### What you have to do
Print all of the entries exactly, minus the pictures.

[Dataset items]
►
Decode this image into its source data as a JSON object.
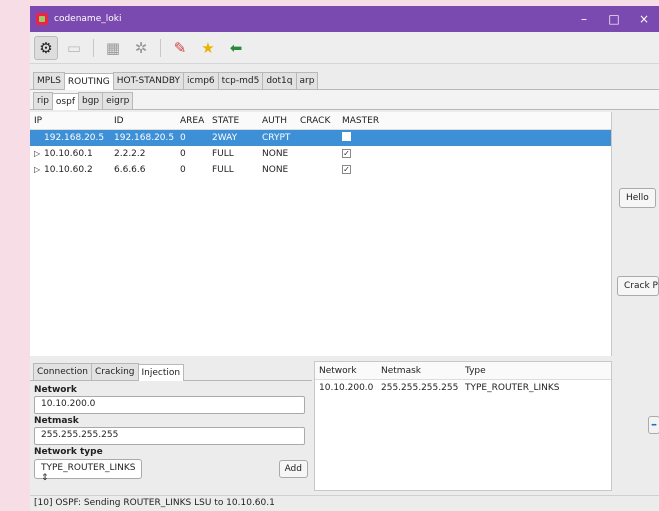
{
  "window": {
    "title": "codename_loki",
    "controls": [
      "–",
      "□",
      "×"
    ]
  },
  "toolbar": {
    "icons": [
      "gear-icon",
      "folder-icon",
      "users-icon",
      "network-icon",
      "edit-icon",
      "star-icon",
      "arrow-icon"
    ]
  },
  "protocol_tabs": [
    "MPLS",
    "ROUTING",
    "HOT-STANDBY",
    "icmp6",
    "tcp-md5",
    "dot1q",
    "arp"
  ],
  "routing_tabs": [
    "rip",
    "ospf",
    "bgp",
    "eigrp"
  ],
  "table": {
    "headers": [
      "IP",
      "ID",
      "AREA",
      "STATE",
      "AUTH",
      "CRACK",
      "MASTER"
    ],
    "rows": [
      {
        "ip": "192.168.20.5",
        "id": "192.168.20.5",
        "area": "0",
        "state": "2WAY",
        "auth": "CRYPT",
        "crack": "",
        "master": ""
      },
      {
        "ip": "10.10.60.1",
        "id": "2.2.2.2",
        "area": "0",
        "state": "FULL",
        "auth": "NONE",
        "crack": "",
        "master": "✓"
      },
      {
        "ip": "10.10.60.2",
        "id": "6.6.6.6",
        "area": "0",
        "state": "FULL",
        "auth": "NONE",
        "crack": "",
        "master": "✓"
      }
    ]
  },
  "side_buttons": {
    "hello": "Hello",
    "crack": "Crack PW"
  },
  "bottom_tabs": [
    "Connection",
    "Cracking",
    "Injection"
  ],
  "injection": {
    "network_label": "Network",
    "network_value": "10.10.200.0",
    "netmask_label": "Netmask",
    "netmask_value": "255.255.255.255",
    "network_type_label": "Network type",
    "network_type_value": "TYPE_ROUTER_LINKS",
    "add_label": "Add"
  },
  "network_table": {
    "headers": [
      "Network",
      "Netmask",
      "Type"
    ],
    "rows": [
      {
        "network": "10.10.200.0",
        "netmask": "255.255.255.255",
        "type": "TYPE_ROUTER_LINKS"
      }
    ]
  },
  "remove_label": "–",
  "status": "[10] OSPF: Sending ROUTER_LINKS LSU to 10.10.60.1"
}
◄
### Worked answer
Decode this image into its source data as a JSON object.
{
  "window": {
    "title": "codename_loki",
    "controls": [
      "–",
      "□",
      "×"
    ]
  },
  "toolbar": {
    "icons": [
      "gear-icon",
      "folder-icon",
      "users-icon",
      "network-icon",
      "edit-icon",
      "star-icon",
      "arrow-icon"
    ]
  },
  "protocol_tabs": [
    "MPLS",
    "ROUTING",
    "HOT-STANDBY",
    "icmp6",
    "tcp-md5",
    "dot1q",
    "arp"
  ],
  "routing_tabs": [
    "rip",
    "ospf",
    "bgp",
    "eigrp"
  ],
  "table": {
    "headers": [
      "IP",
      "ID",
      "AREA",
      "STATE",
      "AUTH",
      "CRACK",
      "MASTER"
    ],
    "rows": [
      {
        "ip": "192.168.20.5",
        "id": "192.168.20.5",
        "area": "0",
        "state": "2WAY",
        "auth": "CRYPT",
        "crack": "",
        "master": ""
      },
      {
        "ip": "10.10.60.1",
        "id": "2.2.2.2",
        "area": "0",
        "state": "FULL",
        "auth": "NONE",
        "crack": "",
        "master": "✓"
      },
      {
        "ip": "10.10.60.2",
        "id": "6.6.6.6",
        "area": "0",
        "state": "FULL",
        "auth": "NONE",
        "crack": "",
        "master": "✓"
      }
    ]
  },
  "side_buttons": {
    "hello": "Hello",
    "crack": "Crack PW"
  },
  "bottom_tabs": [
    "Connection",
    "Cracking",
    "Injection"
  ],
  "injection": {
    "network_label": "Network",
    "network_value": "10.10.200.0",
    "netmask_label": "Netmask",
    "netmask_value": "255.255.255.255",
    "network_type_label": "Network type",
    "network_type_value": "TYPE_ROUTER_LINKS",
    "add_label": "Add"
  },
  "network_table": {
    "headers": [
      "Network",
      "Netmask",
      "Type"
    ],
    "rows": [
      {
        "network": "10.10.200.0",
        "netmask": "255.255.255.255",
        "type": "TYPE_ROUTER_LINKS"
      }
    ]
  },
  "remove_label": "–",
  "status": "[10] OSPF: Sending ROUTER_LINKS LSU to 10.10.60.1"
}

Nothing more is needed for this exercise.